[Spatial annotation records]
=====
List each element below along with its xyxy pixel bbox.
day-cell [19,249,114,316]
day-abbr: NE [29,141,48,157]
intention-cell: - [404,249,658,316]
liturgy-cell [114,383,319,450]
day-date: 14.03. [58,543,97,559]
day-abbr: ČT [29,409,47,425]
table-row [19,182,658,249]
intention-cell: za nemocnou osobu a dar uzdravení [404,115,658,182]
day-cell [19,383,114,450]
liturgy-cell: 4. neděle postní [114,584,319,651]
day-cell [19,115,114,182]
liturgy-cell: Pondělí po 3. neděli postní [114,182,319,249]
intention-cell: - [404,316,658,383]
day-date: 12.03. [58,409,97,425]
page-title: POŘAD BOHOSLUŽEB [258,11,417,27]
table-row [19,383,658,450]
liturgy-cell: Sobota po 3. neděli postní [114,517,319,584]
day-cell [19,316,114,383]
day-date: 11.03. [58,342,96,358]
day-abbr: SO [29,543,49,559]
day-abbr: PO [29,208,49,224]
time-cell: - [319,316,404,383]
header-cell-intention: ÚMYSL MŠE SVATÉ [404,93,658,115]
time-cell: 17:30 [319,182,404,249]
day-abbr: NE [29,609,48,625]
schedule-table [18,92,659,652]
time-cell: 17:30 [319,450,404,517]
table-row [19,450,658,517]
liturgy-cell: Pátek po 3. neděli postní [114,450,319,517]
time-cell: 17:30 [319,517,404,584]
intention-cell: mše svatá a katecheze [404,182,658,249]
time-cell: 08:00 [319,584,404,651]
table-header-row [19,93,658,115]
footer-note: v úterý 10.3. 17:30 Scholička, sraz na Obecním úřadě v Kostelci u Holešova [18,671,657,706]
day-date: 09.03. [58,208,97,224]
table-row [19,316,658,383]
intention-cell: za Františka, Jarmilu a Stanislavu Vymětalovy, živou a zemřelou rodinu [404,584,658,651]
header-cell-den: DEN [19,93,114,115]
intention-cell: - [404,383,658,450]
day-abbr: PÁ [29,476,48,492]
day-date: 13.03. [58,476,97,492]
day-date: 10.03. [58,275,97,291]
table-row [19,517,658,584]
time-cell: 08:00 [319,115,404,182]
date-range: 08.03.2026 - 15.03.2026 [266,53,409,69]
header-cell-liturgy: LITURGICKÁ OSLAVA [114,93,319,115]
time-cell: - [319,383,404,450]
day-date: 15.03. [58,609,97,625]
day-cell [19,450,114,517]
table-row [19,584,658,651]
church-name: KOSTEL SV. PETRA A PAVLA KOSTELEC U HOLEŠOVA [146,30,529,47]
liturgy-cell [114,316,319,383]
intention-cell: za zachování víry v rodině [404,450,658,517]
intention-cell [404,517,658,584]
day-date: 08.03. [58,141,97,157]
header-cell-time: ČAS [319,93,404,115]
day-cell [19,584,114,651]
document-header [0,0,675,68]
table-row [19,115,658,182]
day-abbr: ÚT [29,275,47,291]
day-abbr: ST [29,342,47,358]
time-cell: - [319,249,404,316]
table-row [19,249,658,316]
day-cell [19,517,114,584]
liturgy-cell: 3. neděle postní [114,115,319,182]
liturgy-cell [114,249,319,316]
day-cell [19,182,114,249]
=====
** Challenge **
Can you reproduce all of the material above, replacing every "liturgy-cell" with "liturgy-field" and leaving everything else unchanged?

** Result of this task **
List each element below along with its xyxy pixel bbox.
day-cell [19,249,114,316]
day-abbr: NE [29,141,48,157]
intention-cell: - [404,249,658,316]
liturgy-field [114,383,319,450]
day-date: 14.03. [58,543,97,559]
day-abbr: ČT [29,409,47,425]
table-row [19,182,658,249]
intention-cell: za nemocnou osobu a dar uzdravení [404,115,658,182]
day-cell [19,383,114,450]
liturgy-field: 4. neděle postní [114,584,319,651]
day-cell [19,115,114,182]
liturgy-field: Pondělí po 3. neděli postní [114,182,319,249]
intention-cell: - [404,316,658,383]
day-date: 12.03. [58,409,97,425]
page-title: POŘAD BOHOSLUŽEB [258,11,417,27]
table-row [19,383,658,450]
liturgy-field: Sobota po 3. neděli postní [114,517,319,584]
day-cell [19,316,114,383]
day-date: 11.03. [58,342,96,358]
day-abbr: SO [29,543,49,559]
day-abbr: PO [29,208,49,224]
time-cell: - [319,316,404,383]
header-cell-intention: ÚMYSL MŠE SVATÉ [404,93,658,115]
time-cell: 17:30 [319,182,404,249]
day-abbr: NE [29,609,48,625]
schedule-table [18,92,659,652]
time-cell: 17:30 [319,450,404,517]
table-row [19,450,658,517]
liturgy-field: Pátek po 3. neděli postní [114,450,319,517]
time-cell: 17:30 [319,517,404,584]
intention-cell: mše svatá a katecheze [404,182,658,249]
time-cell: 08:00 [319,584,404,651]
table-header-row [19,93,658,115]
footer-note: v úterý 10.3. 17:30 Scholička, sraz na Obecním úřadě v Kostelci u Holešova [18,671,657,706]
day-date: 09.03. [58,208,97,224]
table-row [19,316,658,383]
intention-cell: za Františka, Jarmilu a Stanislavu Vymětalovy, živou a zemřelou rodinu [404,584,658,651]
header-cell-den: DEN [19,93,114,115]
intention-cell: - [404,383,658,450]
day-abbr: PÁ [29,476,48,492]
day-date: 13.03. [58,476,97,492]
day-date: 10.03. [58,275,97,291]
table-row [19,517,658,584]
time-cell: 08:00 [319,115,404,182]
date-range: 08.03.2026 - 15.03.2026 [266,53,409,69]
header-cell-liturgy: LITURGICKÁ OSLAVA [114,93,319,115]
time-cell: - [319,383,404,450]
day-date: 15.03. [58,609,97,625]
day-cell [19,450,114,517]
table-row [19,584,658,651]
church-name: KOSTEL SV. PETRA A PAVLA KOSTELEC U HOLEŠOVA [146,30,529,47]
liturgy-field [114,316,319,383]
intention-cell: za zachování víry v rodině [404,450,658,517]
intention-cell [404,517,658,584]
day-date: 08.03. [58,141,97,157]
header-cell-time: ČAS [319,93,404,115]
day-cell [19,584,114,651]
document-header [0,0,675,68]
table-row [19,115,658,182]
day-abbr: ÚT [29,275,47,291]
day-abbr: ST [29,342,47,358]
time-cell: - [319,249,404,316]
table-row [19,249,658,316]
day-cell [19,517,114,584]
liturgy-field: 3. neděle postní [114,115,319,182]
liturgy-field [114,249,319,316]
day-cell [19,182,114,249]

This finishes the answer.